*Texte présenté*.
Le Royaume-Uni s’apprête à renforcer sa législation sur la protection des lieux publics contre le terrorisme

Paris, France, janvier 2022 – Comment les collectivités territoriales peuvent-elles s’adapter à l’évolution des menaces et des risques en matière de protection des espaces publics ? Avec le projet de loi Protect Duty, communément appelé Loi Martyn (Martyn’s Law), le gouvernement britannique cherche à définir une approche cohérente et proportionnée en matière de sécurité des « lieux accessibles au public ».1 L’experte PACTESUR Lina Kolesnikova explique en quoi la Loi Martyn affectera l’organisation et la gestion des événements. 

Quelles sont les principales dispositions de la Loi Martyn et pourquoi cette loi aujourd’hui ?

Le gouvernement britannique a entamé des consultations publiques sur un projet de loi relative au devoir de protection (Protect Duty) intitulée Loi Martyn en référence à Martyn Hett, l’une des 22 victimes de l’attentat contre le Manchester Arena en 20172. Ceci a lieu dans un contexte marqué par les récentes enquêtes sur des attaques terroristes à Londres (notamment l’attaque du London Bridge et du Borough Market) et à Manchester, et du débat public au Royaume-Uni concernant une réforme législative destinée à rendre les responsables de « lieux accessibles au public » à prendre en compte le risque d’attentat et à mettre en œuvre des mesures de protection du public. 

Bien que l’enquête sur l’attentat de Manchester soit toujours en cours, il a déjà été confirmé qu’un « cocktail fatal » de manquements à la sécurité ont contribué à rendre le Manchester Arena insécure la nuit où l’attentat a eu lieu. Il a été clairement montré que la police ne peut pas, seule, assurer la sécurité du public. 

À l’heure actuelle, au Royaume-Uni, les propriétaires de salles publiques (salles de concert, etc.) n’ont pas l’obligation de prendre des mesures contre d’éventuels attentats ou pour réduire les risques. On estime à environ 650 000 le nombre de lieux/salles susceptibles d’accueillir un grand nombre de personnes au Royaume-Uni, dont seulement environ 0,2% sont considérés comme prioritaires par les dispositifs publics de contre-terrorisme et bénéficient à ce titre d’un accompagnement d’experts.

*Consignes*.
a: Selon le texte sur la Loi Martyn, pourquoi le projet de loi Protect Duty est-il appelé Loi Martyn ? Répondez en une à trois phrases.
b: Extrayez du texte sur la Loi Martyn le passage qui commence par « Paris, France, janvier » et se termine par « gestion des événements. ».

*Jeu de données*.
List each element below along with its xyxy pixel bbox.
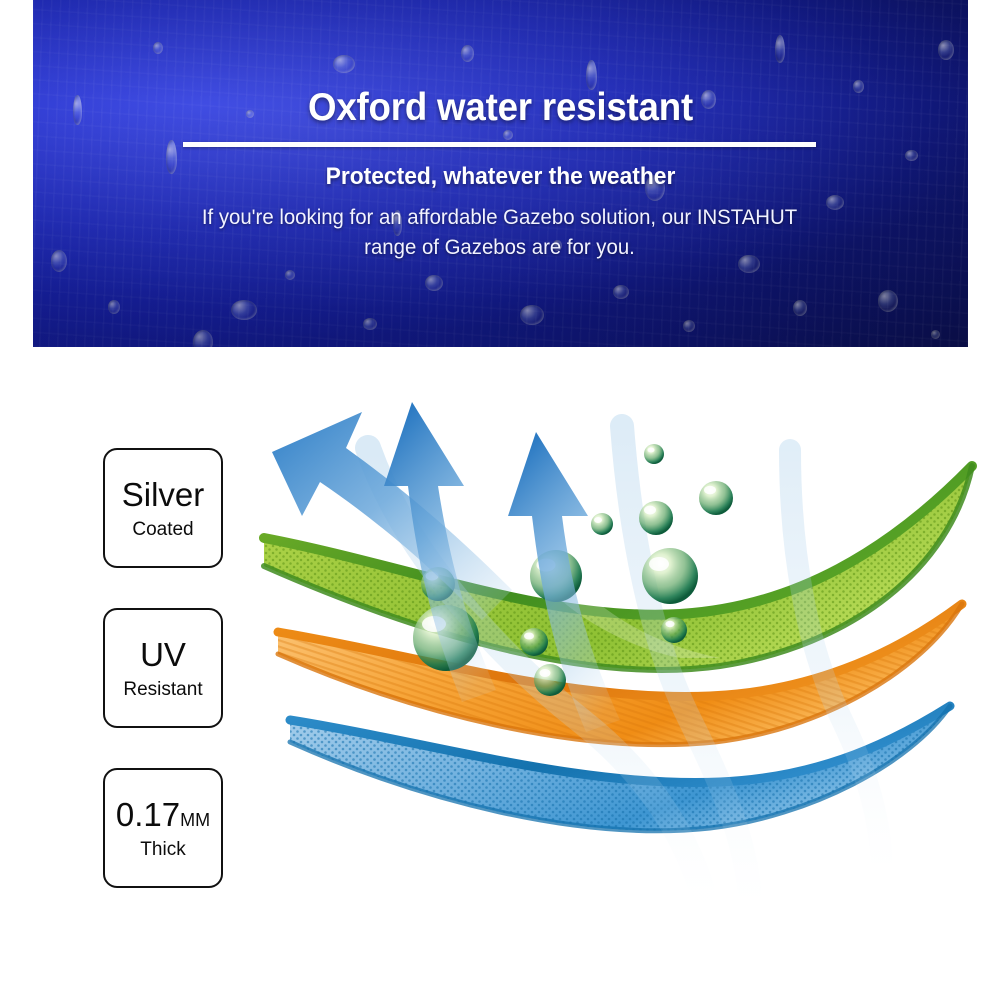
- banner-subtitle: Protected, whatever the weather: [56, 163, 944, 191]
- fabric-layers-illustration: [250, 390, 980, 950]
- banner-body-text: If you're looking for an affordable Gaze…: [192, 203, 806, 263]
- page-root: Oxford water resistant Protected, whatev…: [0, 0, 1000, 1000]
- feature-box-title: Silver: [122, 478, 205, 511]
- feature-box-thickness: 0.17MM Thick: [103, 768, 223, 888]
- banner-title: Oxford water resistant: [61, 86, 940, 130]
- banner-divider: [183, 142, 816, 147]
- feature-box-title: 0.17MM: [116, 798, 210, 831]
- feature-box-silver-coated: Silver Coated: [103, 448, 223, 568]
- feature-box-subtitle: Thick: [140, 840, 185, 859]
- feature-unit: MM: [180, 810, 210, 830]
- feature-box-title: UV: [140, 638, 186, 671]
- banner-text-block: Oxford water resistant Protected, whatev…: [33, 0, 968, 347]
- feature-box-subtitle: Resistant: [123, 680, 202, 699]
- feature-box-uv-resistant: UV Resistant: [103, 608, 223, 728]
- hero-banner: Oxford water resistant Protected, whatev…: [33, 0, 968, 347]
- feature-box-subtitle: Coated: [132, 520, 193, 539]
---
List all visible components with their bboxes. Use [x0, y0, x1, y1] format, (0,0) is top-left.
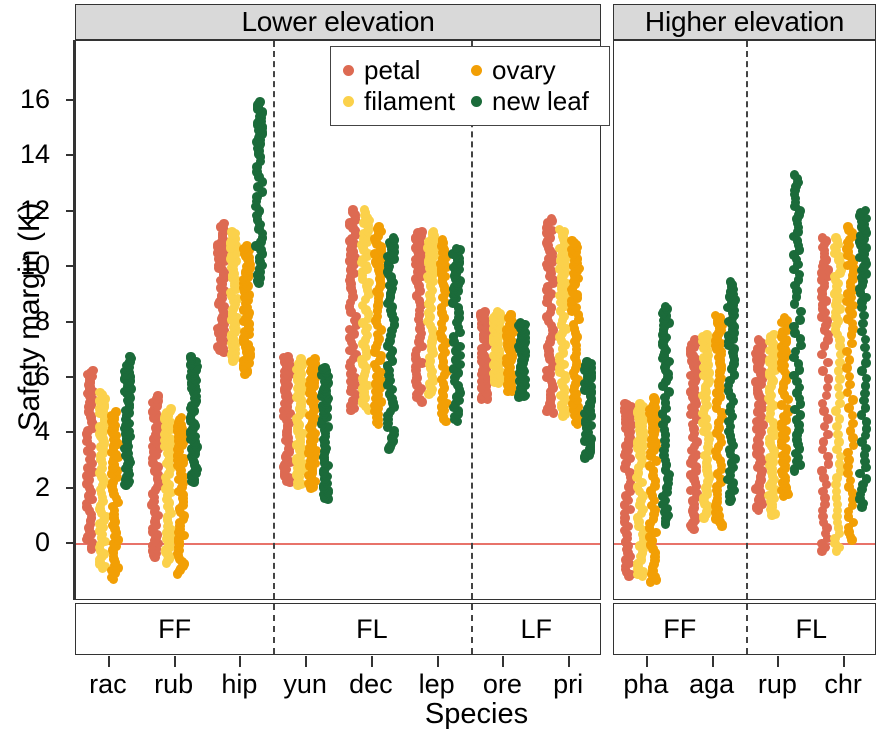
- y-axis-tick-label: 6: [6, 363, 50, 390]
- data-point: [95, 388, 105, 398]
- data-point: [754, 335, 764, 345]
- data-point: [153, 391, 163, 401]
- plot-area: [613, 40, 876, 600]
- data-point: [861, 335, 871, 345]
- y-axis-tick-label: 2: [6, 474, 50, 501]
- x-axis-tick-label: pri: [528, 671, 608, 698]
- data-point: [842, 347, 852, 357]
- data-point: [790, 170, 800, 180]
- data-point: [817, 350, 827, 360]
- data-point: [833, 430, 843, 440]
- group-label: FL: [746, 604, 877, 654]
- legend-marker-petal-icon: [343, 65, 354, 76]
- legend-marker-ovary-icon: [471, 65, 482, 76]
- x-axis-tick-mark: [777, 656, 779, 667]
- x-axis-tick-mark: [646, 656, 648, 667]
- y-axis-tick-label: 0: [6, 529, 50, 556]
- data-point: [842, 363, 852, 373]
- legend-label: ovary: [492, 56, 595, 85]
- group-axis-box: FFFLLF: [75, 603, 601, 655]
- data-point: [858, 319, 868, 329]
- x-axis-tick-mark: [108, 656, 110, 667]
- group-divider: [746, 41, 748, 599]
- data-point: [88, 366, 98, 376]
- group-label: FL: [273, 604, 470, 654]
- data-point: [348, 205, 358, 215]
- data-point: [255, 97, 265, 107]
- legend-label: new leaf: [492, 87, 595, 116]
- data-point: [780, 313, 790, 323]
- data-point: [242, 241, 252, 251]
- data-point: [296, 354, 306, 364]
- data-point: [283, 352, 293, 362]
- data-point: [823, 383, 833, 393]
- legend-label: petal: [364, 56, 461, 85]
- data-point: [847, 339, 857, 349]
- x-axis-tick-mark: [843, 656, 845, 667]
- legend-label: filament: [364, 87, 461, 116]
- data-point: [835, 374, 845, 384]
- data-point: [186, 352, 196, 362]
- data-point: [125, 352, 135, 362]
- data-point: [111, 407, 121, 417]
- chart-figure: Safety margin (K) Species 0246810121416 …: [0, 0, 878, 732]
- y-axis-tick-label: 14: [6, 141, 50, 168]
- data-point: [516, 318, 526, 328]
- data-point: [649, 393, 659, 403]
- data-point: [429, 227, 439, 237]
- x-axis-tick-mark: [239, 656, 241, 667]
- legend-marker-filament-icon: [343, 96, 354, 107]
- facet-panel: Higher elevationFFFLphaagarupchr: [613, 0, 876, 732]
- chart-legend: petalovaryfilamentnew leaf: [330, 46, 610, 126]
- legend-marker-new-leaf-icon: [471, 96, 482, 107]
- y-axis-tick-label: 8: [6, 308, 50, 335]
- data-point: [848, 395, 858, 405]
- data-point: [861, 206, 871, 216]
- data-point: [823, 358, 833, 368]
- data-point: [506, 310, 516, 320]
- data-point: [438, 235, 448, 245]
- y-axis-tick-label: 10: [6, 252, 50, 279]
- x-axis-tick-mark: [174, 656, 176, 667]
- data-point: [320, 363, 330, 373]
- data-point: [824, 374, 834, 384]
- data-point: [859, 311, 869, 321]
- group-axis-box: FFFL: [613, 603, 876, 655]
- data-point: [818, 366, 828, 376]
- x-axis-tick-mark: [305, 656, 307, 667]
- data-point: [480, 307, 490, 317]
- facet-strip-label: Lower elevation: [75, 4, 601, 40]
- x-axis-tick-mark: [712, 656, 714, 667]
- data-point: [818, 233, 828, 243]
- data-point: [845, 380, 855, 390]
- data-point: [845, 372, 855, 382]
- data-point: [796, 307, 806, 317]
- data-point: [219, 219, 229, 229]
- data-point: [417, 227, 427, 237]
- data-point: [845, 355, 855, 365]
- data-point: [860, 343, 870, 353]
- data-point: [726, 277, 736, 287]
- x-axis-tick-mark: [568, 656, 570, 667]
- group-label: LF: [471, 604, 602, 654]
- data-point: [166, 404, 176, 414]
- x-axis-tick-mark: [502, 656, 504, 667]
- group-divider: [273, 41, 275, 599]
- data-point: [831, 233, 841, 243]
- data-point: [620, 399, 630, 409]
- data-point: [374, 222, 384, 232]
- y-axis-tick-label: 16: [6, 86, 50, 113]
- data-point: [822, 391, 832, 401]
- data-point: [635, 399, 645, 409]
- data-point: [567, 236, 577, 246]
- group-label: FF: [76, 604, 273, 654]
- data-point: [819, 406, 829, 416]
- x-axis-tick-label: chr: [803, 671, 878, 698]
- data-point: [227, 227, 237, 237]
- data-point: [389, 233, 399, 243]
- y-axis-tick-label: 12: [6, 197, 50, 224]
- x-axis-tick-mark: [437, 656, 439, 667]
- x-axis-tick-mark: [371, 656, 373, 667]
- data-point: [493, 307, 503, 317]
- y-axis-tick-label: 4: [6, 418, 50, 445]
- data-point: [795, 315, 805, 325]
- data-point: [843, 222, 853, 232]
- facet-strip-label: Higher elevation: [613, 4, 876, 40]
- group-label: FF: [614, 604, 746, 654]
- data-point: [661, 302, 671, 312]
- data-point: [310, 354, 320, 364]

*Réponses attendues*.
a: Le projet de loi porte ce nom en référence à Martyn Hett, l'une des 22 victimes de l'attentat contre le Manchester Arena en 2017.

b:
Paris, France, janvier 2022 – Comment les collectivités territoriales peuvent-elles s’adapter à l’évolution des menaces et des risques en matière de protection des espaces publics ? Avec le projet de loi Protect Duty, communément appelé Loi Martyn (Martyn’s Law), le gouvernement britannique cherche à définir une approche cohérente et proportionnée en matière de sécurité des « lieux accessibles au public ».1 L’experte PACTESUR Lina Kolesnikova explique en quoi la Loi Martyn affectera l’organisation et la gestion des événements.